▸ AIM: Give back the full material, exactly as it reads.

# DATA EXTRACT start

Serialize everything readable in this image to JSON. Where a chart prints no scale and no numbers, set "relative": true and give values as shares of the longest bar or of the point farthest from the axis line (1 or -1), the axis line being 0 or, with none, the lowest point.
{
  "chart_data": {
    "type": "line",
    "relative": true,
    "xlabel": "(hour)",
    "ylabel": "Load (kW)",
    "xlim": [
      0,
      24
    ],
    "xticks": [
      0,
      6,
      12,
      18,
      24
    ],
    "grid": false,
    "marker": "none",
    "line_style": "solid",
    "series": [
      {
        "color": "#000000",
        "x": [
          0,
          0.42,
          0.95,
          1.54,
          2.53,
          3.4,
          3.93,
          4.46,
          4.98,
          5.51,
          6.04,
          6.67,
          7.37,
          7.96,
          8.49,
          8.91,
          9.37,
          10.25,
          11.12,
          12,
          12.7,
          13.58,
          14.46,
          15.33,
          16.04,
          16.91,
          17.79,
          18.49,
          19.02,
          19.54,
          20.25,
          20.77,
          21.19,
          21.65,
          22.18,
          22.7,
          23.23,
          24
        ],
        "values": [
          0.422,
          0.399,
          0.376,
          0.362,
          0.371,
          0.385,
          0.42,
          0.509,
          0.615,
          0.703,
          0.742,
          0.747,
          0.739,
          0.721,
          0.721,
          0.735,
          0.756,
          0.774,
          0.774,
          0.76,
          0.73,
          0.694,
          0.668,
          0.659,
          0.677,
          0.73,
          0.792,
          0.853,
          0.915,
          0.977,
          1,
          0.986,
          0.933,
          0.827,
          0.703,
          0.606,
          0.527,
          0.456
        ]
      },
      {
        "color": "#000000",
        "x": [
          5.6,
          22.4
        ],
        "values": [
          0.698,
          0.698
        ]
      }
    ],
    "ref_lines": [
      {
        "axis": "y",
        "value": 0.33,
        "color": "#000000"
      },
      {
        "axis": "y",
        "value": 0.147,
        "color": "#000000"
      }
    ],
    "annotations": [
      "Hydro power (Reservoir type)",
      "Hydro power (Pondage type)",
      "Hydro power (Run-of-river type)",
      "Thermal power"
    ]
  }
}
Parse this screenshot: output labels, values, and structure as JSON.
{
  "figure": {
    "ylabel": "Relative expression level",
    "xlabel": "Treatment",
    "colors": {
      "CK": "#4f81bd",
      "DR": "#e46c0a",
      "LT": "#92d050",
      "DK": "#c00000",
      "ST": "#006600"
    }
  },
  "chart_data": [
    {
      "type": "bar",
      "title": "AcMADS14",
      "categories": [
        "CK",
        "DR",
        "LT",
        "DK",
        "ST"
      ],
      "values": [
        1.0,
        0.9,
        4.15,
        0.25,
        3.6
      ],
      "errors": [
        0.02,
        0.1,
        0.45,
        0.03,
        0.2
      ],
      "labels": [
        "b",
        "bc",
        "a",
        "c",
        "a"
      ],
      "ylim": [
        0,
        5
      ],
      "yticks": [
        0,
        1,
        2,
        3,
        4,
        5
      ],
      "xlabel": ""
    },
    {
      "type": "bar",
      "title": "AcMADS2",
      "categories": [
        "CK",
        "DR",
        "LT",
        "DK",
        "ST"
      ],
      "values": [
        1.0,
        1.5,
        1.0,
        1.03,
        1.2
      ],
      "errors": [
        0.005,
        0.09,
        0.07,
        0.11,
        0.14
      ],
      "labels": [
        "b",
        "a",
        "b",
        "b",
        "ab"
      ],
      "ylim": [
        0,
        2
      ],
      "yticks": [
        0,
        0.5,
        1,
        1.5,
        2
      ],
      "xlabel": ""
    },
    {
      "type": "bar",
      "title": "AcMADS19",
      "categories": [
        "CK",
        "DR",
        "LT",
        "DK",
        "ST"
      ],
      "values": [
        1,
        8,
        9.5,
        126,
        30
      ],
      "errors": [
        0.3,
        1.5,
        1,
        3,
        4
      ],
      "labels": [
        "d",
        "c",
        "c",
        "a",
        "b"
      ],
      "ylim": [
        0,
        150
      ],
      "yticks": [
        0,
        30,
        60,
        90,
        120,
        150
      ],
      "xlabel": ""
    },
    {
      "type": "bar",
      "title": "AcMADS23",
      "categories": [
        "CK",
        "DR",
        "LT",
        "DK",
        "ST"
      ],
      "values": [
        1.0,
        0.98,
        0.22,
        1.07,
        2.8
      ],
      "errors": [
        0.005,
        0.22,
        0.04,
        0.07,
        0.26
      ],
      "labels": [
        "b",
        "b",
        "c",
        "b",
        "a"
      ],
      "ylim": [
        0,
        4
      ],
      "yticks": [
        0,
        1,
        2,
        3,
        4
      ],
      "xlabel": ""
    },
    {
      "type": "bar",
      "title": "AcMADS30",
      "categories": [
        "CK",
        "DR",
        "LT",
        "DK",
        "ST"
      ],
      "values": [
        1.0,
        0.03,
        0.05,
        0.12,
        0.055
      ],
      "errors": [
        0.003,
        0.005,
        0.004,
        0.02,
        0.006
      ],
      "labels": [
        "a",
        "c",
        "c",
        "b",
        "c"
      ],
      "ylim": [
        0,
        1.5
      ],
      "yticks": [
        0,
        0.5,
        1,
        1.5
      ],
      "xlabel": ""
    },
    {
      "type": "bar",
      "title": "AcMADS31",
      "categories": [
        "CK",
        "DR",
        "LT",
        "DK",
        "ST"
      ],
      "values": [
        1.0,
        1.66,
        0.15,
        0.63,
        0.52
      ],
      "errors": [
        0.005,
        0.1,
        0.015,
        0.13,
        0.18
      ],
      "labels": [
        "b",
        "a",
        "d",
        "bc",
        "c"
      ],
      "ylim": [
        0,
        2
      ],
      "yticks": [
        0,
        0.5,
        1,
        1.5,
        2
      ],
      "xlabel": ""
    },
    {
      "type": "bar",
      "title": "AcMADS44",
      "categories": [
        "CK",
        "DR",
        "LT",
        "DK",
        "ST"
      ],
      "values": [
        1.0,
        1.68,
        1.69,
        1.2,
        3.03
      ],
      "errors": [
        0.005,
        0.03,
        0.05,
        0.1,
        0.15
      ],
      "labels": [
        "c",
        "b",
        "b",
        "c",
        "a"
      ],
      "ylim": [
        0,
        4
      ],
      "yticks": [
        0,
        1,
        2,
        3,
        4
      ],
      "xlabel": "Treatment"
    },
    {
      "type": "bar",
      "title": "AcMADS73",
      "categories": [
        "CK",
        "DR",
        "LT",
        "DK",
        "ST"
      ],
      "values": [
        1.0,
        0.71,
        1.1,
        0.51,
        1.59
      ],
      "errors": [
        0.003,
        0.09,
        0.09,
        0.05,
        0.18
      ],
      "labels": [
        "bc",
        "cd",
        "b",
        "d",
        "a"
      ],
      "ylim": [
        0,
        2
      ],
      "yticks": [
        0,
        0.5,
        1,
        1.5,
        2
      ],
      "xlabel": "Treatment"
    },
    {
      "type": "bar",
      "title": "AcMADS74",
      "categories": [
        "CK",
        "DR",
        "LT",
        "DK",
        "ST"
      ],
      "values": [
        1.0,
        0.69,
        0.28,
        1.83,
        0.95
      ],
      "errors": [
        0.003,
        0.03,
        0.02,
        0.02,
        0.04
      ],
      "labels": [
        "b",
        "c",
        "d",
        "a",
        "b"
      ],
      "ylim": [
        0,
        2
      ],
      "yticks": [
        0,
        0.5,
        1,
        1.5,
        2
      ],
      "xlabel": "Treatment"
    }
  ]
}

# DATA EXTRACT end

▸ SOLUTION FOR THIS PROBLEM:
Serialize everything readable in this image to JSON. Where a chart prints no scale and no numbers, set "relative": true and give values as shares of the longest bar or of the point farthest from the axis line (1 or -1), the axis line being 0 or, with none, the lowest point.
{
  "chart_data": {
    "type": "line",
    "relative": true,
    "xlabel": "(hour)",
    "ylabel": "Load (kW)",
    "xlim": [
      0,
      24
    ],
    "xticks": [
      0,
      6,
      12,
      18,
      24
    ],
    "grid": false,
    "marker": "none",
    "line_style": "solid",
    "series": [
      {
        "color": "#000000",
        "x": [
          0,
          0.42,
          0.95,
          1.54,
          2.53,
          3.4,
          3.93,
          4.46,
          4.98,
          5.51,
          6.04,
          6.67,
          7.37,
          7.96,
          8.49,
          8.91,
          9.37,
          10.25,
          11.12,
          12,
          12.7,
          13.58,
          14.46,
          15.33,
          16.04,
          16.91,
          17.79,
          18.49,
          19.02,
          19.54,
          20.25,
          20.77,
          21.19,
          21.65,
          22.18,
          22.7,
          23.23,
          24
        ],
        "values": [
          0.422,
          0.399,
          0.376,
          0.362,
          0.371,
          0.385,
          0.42,
          0.509,
          0.615,
          0.703,
          0.742,
          0.747,
          0.739,
          0.721,
          0.721,
          0.735,
          0.756,
          0.774,
          0.774,
          0.76,
          0.73,
          0.694,
          0.668,
          0.659,
          0.677,
          0.73,
          0.792,
          0.853,
          0.915,
          0.977,
          1,
          0.986,
          0.933,
          0.827,
          0.703,
          0.606,
          0.527,
          0.456
        ]
      },
      {
        "color": "#000000",
        "x": [
          5.6,
          22.4
        ],
        "values": [
          0.698,
          0.698
        ]
      }
    ],
    "ref_lines": [
      {
        "axis": "y",
        "value": 0.33,
        "color": "#000000"
      },
      {
        "axis": "y",
        "value": 0.147,
        "color": "#000000"
      }
    ],
    "annotations": [
      "Hydro power (Reservoir type)",
      "Hydro power (Pondage type)",
      "Hydro power (Run-of-river type)",
      "Thermal power"
    ]
  }
}
Parse this screenshot: output labels, values, and structure as JSON.
{
  "figure": {
    "ylabel": "Relative expression level",
    "xlabel": "Treatment",
    "colors": {
      "CK": "#4f81bd",
      "DR": "#e46c0a",
      "LT": "#92d050",
      "DK": "#c00000",
      "ST": "#006600"
    }
  },
  "chart_data": [
    {
      "type": "bar",
      "title": "AcMADS14",
      "categories": [
        "CK",
        "DR",
        "LT",
        "DK",
        "ST"
      ],
      "values": [
        1.0,
        0.9,
        4.15,
        0.25,
        3.6
      ],
      "errors": [
        0.02,
        0.1,
        0.45,
        0.03,
        0.2
      ],
      "labels": [
        "b",
        "bc",
        "a",
        "c",
        "a"
      ],
      "ylim": [
        0,
        5
      ],
      "yticks": [
        0,
        1,
        2,
        3,
        4,
        5
      ],
      "xlabel": ""
    },
    {
      "type": "bar",
      "title": "AcMADS2",
      "categories": [
        "CK",
        "DR",
        "LT",
        "DK",
        "ST"
      ],
      "values": [
        1.0,
        1.5,
        1.0,
        1.03,
        1.2
      ],
      "errors": [
        0.005,
        0.09,
        0.07,
        0.11,
        0.14
      ],
      "labels": [
        "b",
        "a",
        "b",
        "b",
        "ab"
      ],
      "ylim": [
        0,
        2
      ],
      "yticks": [
        0,
        0.5,
        1,
        1.5,
        2
      ],
      "xlabel": ""
    },
    {
      "type": "bar",
      "title": "AcMADS19",
      "categories": [
        "CK",
        "DR",
        "LT",
        "DK",
        "ST"
      ],
      "values": [
        1,
        8,
        9.5,
        126,
        30
      ],
      "errors": [
        0.3,
        1.5,
        1,
        3,
        4
      ],
      "labels": [
        "d",
        "c",
        "c",
        "a",
        "b"
      ],
      "ylim": [
        0,
        150
      ],
      "yticks": [
        0,
        30,
        60,
        90,
        120,
        150
      ],
      "xlabel": ""
    },
    {
      "type": "bar",
      "title": "AcMADS23",
      "categories": [
        "CK",
        "DR",
        "LT",
        "DK",
        "ST"
      ],
      "values": [
        1.0,
        0.98,
        0.22,
        1.07,
        2.8
      ],
      "errors": [
        0.005,
        0.22,
        0.04,
        0.07,
        0.26
      ],
      "labels": [
        "b",
        "b",
        "c",
        "b",
        "a"
      ],
      "ylim": [
        0,
        4
      ],
      "yticks": [
        0,
        1,
        2,
        3,
        4
      ],
      "xlabel": ""
    },
    {
      "type": "bar",
      "title": "AcMADS30",
      "categories": [
        "CK",
        "DR",
        "LT",
        "DK",
        "ST"
      ],
      "values": [
        1.0,
        0.03,
        0.05,
        0.12,
        0.055
      ],
      "errors": [
        0.003,
        0.005,
        0.004,
        0.02,
        0.006
      ],
      "labels": [
        "a",
        "c",
        "c",
        "b",
        "c"
      ],
      "ylim": [
        0,
        1.5
      ],
      "yticks": [
        0,
        0.5,
        1,
        1.5
      ],
      "xlabel": ""
    },
    {
      "type": "bar",
      "title": "AcMADS31",
      "categories": [
        "CK",
        "DR",
        "LT",
        "DK",
        "ST"
      ],
      "values": [
        1.0,
        1.66,
        0.15,
        0.63,
        0.52
      ],
      "errors": [
        0.005,
        0.1,
        0.015,
        0.13,
        0.18
      ],
      "labels": [
        "b",
        "a",
        "d",
        "bc",
        "c"
      ],
      "ylim": [
        0,
        2
      ],
      "yticks": [
        0,
        0.5,
        1,
        1.5,
        2
      ],
      "xlabel": ""
    },
    {
      "type": "bar",
      "title": "AcMADS44",
      "categories": [
        "CK",
        "DR",
        "LT",
        "DK",
        "ST"
      ],
      "values": [
        1.0,
        1.68,
        1.69,
        1.2,
        3.03
      ],
      "errors": [
        0.005,
        0.03,
        0.05,
        0.1,
        0.15
      ],
      "labels": [
        "c",
        "b",
        "b",
        "c",
        "a"
      ],
      "ylim": [
        0,
        4
      ],
      "yticks": [
        0,
        1,
        2,
        3,
        4
      ],
      "xlabel": "Treatment"
    },
    {
      "type": "bar",
      "title": "AcMADS73",
      "categories": [
        "CK",
        "DR",
        "LT",
        "DK",
        "ST"
      ],
      "values": [
        1.0,
        0.71,
        1.1,
        0.51,
        1.59
      ],
      "errors": [
        0.003,
        0.09,
        0.09,
        0.05,
        0.18
      ],
      "labels": [
        "bc",
        "cd",
        "b",
        "d",
        "a"
      ],
      "ylim": [
        0,
        2
      ],
      "yticks": [
        0,
        0.5,
        1,
        1.5,
        2
      ],
      "xlabel": "Treatment"
    },
    {
      "type": "bar",
      "title": "AcMADS74",
      "categories": [
        "CK",
        "DR",
        "LT",
        "DK",
        "ST"
      ],
      "values": [
        1.0,
        0.69,
        0.28,
        1.83,
        0.95
      ],
      "errors": [
        0.003,
        0.03,
        0.02,
        0.02,
        0.04
      ],
      "labels": [
        "b",
        "c",
        "d",
        "a",
        "b"
      ],
      "ylim": [
        0,
        2
      ],
      "yticks": [
        0,
        0.5,
        1,
        1.5,
        2
      ],
      "xlabel": "Treatment"
    }
  ]
}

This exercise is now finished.